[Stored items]
* Begin *

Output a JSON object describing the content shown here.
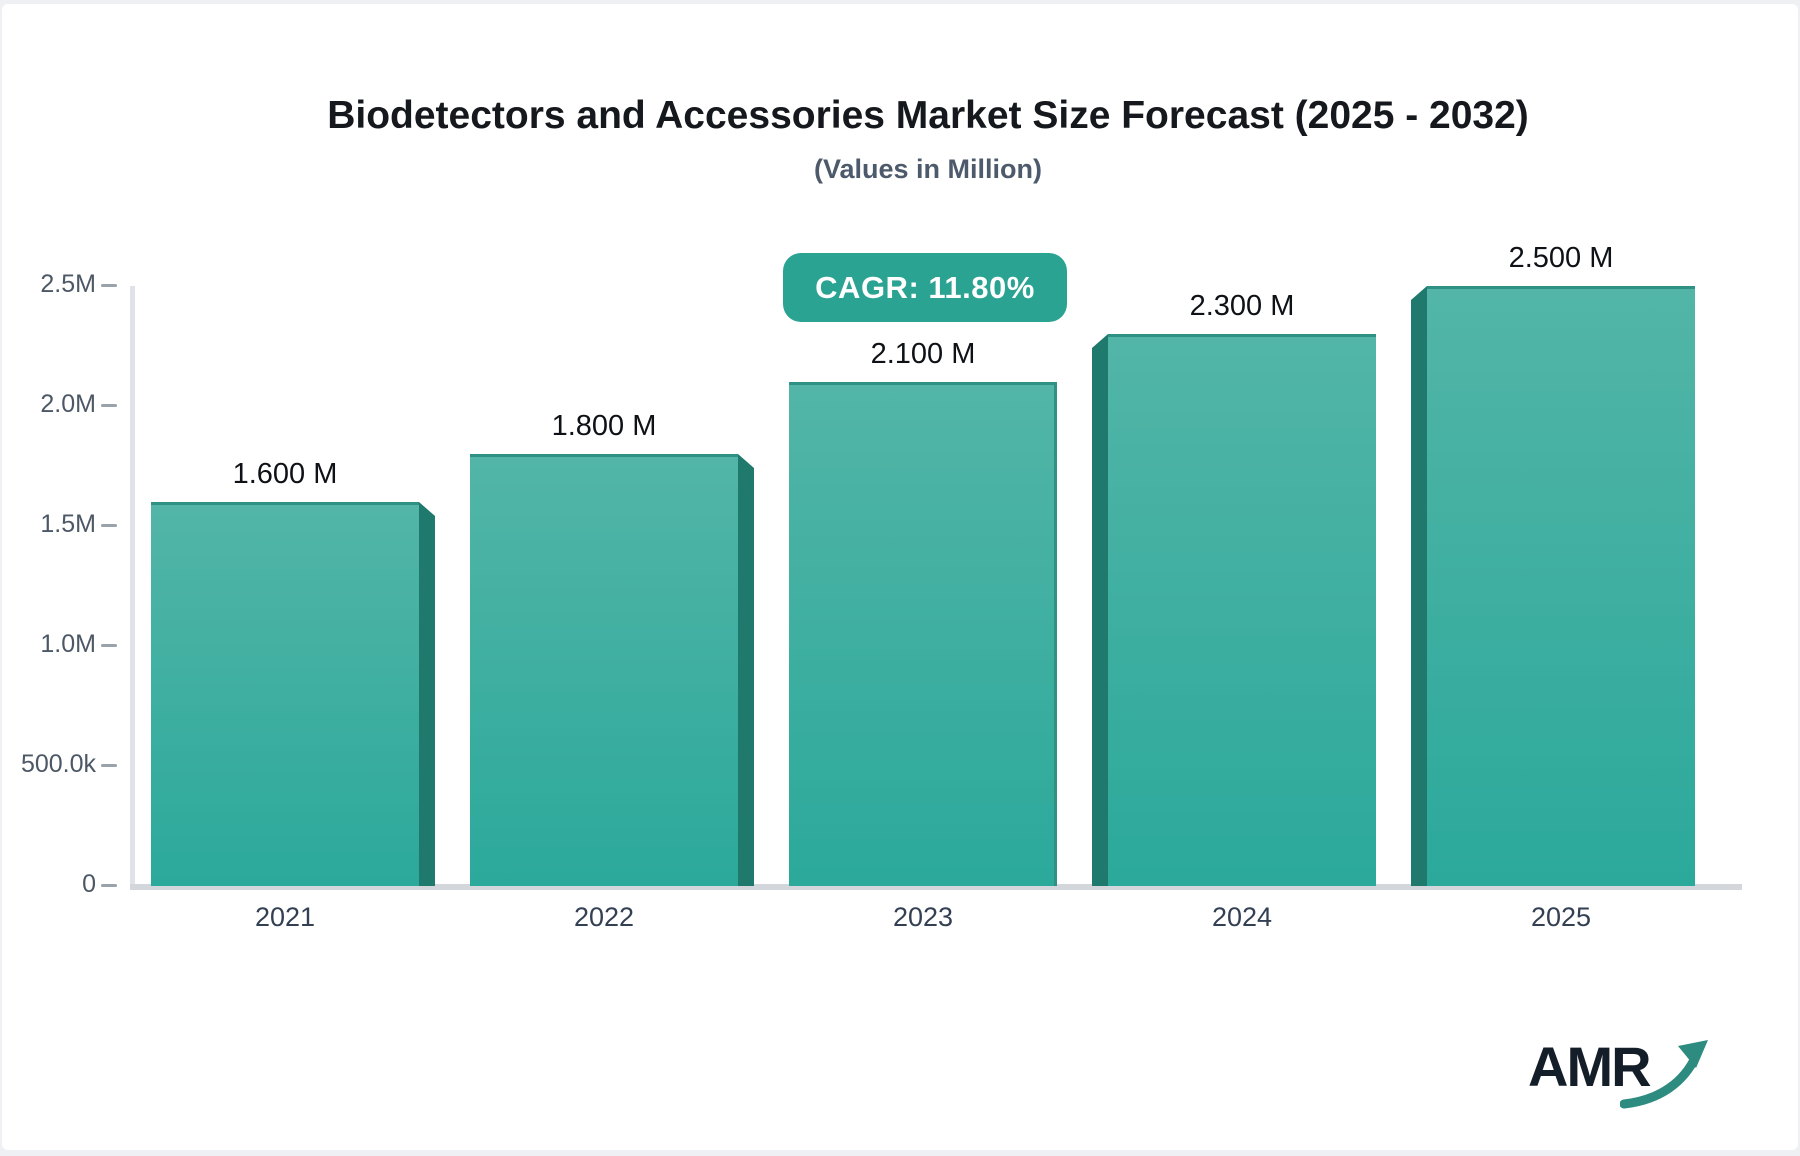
{
  "header": {
    "title": "Biodetectors and Accessories Market Size Forecast (2025 - 2032)",
    "subtitle": "(Values in Million)"
  },
  "badge": {
    "label": "CAGR: 11.80%"
  },
  "chart_data": {
    "type": "bar",
    "title": "Biodetectors and Accessories Market Size Forecast (2025 - 2032)",
    "subtitle": "(Values in Million)",
    "unit": "Million",
    "categories": [
      "2021",
      "2022",
      "2023",
      "2024",
      "2025"
    ],
    "values": [
      1.6,
      1.8,
      2.1,
      2.3,
      2.5
    ],
    "value_labels": [
      "1.600 M",
      "1.800 M",
      "2.100 M",
      "2.300 M",
      "2.500 M"
    ],
    "annotation": "CAGR: 11.80%",
    "xlabel": "",
    "ylabel": "",
    "ylim": [
      0,
      2.5
    ],
    "ytick_values": [
      0,
      0.5,
      1.0,
      1.5,
      2.0,
      2.5
    ],
    "ytick_labels": [
      "0",
      "500.0k",
      "1.0M",
      "1.5M",
      "2.0M",
      "2.5M"
    ],
    "grid": false,
    "legend": false,
    "colors": {
      "bar_face_top": "#52b5a7",
      "bar_face_bottom": "#2ba99b",
      "bar_side": "#1f7a6d",
      "bar_edge": "#2f9184",
      "badge_bg": "#2aa392",
      "badge_text": "#ffffff",
      "axis_line": "#dfe2e7",
      "baseline": "#d3d7dc",
      "tick": "#9aa2ac",
      "title_text": "#15181c",
      "subtitle_text": "#4d5a6b",
      "ytick_text": "#4d5866",
      "xtick_text": "#333f52",
      "value_label_text": "#0e1116",
      "logo_text": "#141e29",
      "logo_arrow": "#2e8b80"
    }
  },
  "logo": {
    "text": "AMR"
  }
}
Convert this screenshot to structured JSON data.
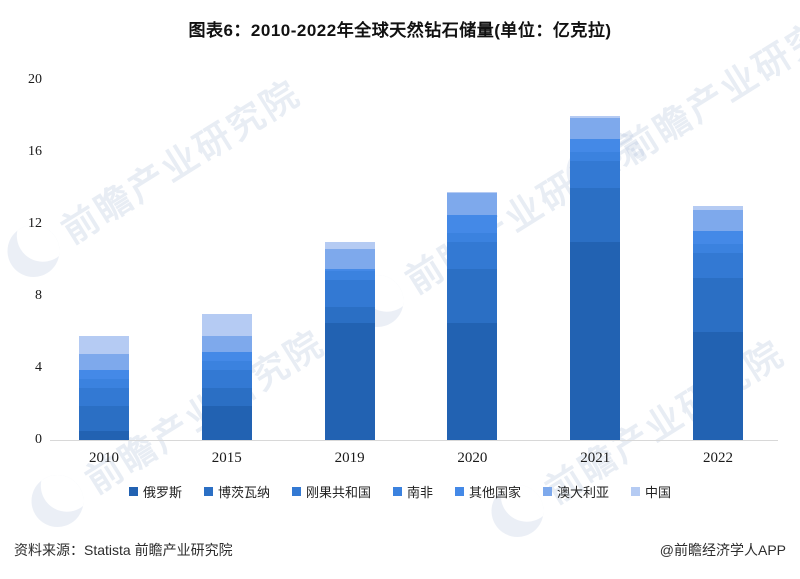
{
  "page": {
    "footer": {
      "source": "资料来源：Statista 前瞻产业研究院",
      "credit": "@前瞻经济学人APP"
    },
    "watermark_text": "前瞻产业研究院"
  },
  "chart_data": {
    "type": "bar",
    "stacked": true,
    "title": "图表6：2010-2022年全球天然钻石储量(单位：亿克拉)",
    "unit": "亿克拉",
    "categories": [
      "2010",
      "2015",
      "2019",
      "2020",
      "2021",
      "2022"
    ],
    "series": [
      {
        "name": "俄罗斯",
        "color": "#2262b2",
        "values": [
          0.5,
          1.9,
          6.5,
          6.5,
          11.0,
          6.0
        ]
      },
      {
        "name": "博茨瓦纳",
        "color": "#2b6fc4",
        "values": [
          1.4,
          1.0,
          0.9,
          3.0,
          3.0,
          3.0
        ]
      },
      {
        "name": "刚果共和国",
        "color": "#3379d3",
        "values": [
          1.0,
          1.0,
          1.5,
          1.5,
          1.5,
          1.4
        ]
      },
      {
        "name": "南非",
        "color": "#3b82df",
        "values": [
          0.5,
          0.5,
          0.5,
          0.5,
          0.5,
          0.5
        ]
      },
      {
        "name": "其他国家",
        "color": "#4489e7",
        "values": [
          0.5,
          0.5,
          0.1,
          1.0,
          0.7,
          0.7
        ]
      },
      {
        "name": "澳大利亚",
        "color": "#7ea9ec",
        "values": [
          0.9,
          0.9,
          1.1,
          1.2,
          1.2,
          1.2
        ]
      },
      {
        "name": "中国",
        "color": "#b5cbf3",
        "values": [
          1.0,
          1.2,
          0.4,
          0.1,
          0.1,
          0.2
        ]
      }
    ],
    "totals": [
      5.8,
      7.0,
      11.0,
      13.8,
      18.0,
      13.0
    ],
    "xlabel": "",
    "ylabel": "",
    "ylim": [
      0,
      20
    ],
    "yticks": [
      0,
      4,
      8,
      12,
      16,
      20
    ],
    "grid": false,
    "legend_position": "bottom"
  }
}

* End *

Print each line of the material above exactly, with the pictures removed from your copy.

● **Task result**
Output a JSON object describing the content shown here.
{
  "header": {
    "title": "Biodetectors and Accessories Market Size Forecast (2025 - 2032)",
    "subtitle": "(Values in Million)"
  },
  "badge": {
    "label": "CAGR: 11.80%"
  },
  "chart_data": {
    "type": "bar",
    "title": "Biodetectors and Accessories Market Size Forecast (2025 - 2032)",
    "subtitle": "(Values in Million)",
    "unit": "Million",
    "categories": [
      "2021",
      "2022",
      "2023",
      "2024",
      "2025"
    ],
    "values": [
      1.6,
      1.8,
      2.1,
      2.3,
      2.5
    ],
    "value_labels": [
      "1.600 M",
      "1.800 M",
      "2.100 M",
      "2.300 M",
      "2.500 M"
    ],
    "annotation": "CAGR: 11.80%",
    "xlabel": "",
    "ylabel": "",
    "ylim": [
      0,
      2.5
    ],
    "ytick_values": [
      0,
      0.5,
      1.0,
      1.5,
      2.0,
      2.5
    ],
    "ytick_labels": [
      "0",
      "500.0k",
      "1.0M",
      "1.5M",
      "2.0M",
      "2.5M"
    ],
    "grid": false,
    "legend": false,
    "colors": {
      "bar_face_top": "#52b5a7",
      "bar_face_bottom": "#2ba99b",
      "bar_side": "#1f7a6d",
      "bar_edge": "#2f9184",
      "badge_bg": "#2aa392",
      "badge_text": "#ffffff",
      "axis_line": "#dfe2e7",
      "baseline": "#d3d7dc",
      "tick": "#9aa2ac",
      "title_text": "#15181c",
      "subtitle_text": "#4d5a6b",
      "ytick_text": "#4d5866",
      "xtick_text": "#333f52",
      "value_label_text": "#0e1116",
      "logo_text": "#141e29",
      "logo_arrow": "#2e8b80"
    }
  },
  "logo": {
    "text": "AMR"
  }
}
Convert this screenshot to structured JSON data.
{
  "page": {
    "footer": {
      "source": "资料来源：Statista 前瞻产业研究院",
      "credit": "@前瞻经济学人APP"
    },
    "watermark_text": "前瞻产业研究院"
  },
  "chart_data": {
    "type": "bar",
    "stacked": true,
    "title": "图表6：2010-2022年全球天然钻石储量(单位：亿克拉)",
    "unit": "亿克拉",
    "categories": [
      "2010",
      "2015",
      "2019",
      "2020",
      "2021",
      "2022"
    ],
    "series": [
      {
        "name": "俄罗斯",
        "color": "#2262b2",
        "values": [
          0.5,
          1.9,
          6.5,
          6.5,
          11.0,
          6.0
        ]
      },
      {
        "name": "博茨瓦纳",
        "color": "#2b6fc4",
        "values": [
          1.4,
          1.0,
          0.9,
          3.0,
          3.0,
          3.0
        ]
      },
      {
        "name": "刚果共和国",
        "color": "#3379d3",
        "values": [
          1.0,
          1.0,
          1.5,
          1.5,
          1.5,
          1.4
        ]
      },
      {
        "name": "南非",
        "color": "#3b82df",
        "values": [
          0.5,
          0.5,
          0.5,
          0.5,
          0.5,
          0.5
        ]
      },
      {
        "name": "其他国家",
        "color": "#4489e7",
        "values": [
          0.5,
          0.5,
          0.1,
          1.0,
          0.7,
          0.7
        ]
      },
      {
        "name": "澳大利亚",
        "color": "#7ea9ec",
        "values": [
          0.9,
          0.9,
          1.1,
          1.2,
          1.2,
          1.2
        ]
      },
      {
        "name": "中国",
        "color": "#b5cbf3",
        "values": [
          1.0,
          1.2,
          0.4,
          0.1,
          0.1,
          0.2
        ]
      }
    ],
    "totals": [
      5.8,
      7.0,
      11.0,
      13.8,
      18.0,
      13.0
    ],
    "xlabel": "",
    "ylabel": "",
    "ylim": [
      0,
      20
    ],
    "yticks": [
      0,
      4,
      8,
      12,
      16,
      20
    ],
    "grid": false,
    "legend_position": "bottom"
  }
}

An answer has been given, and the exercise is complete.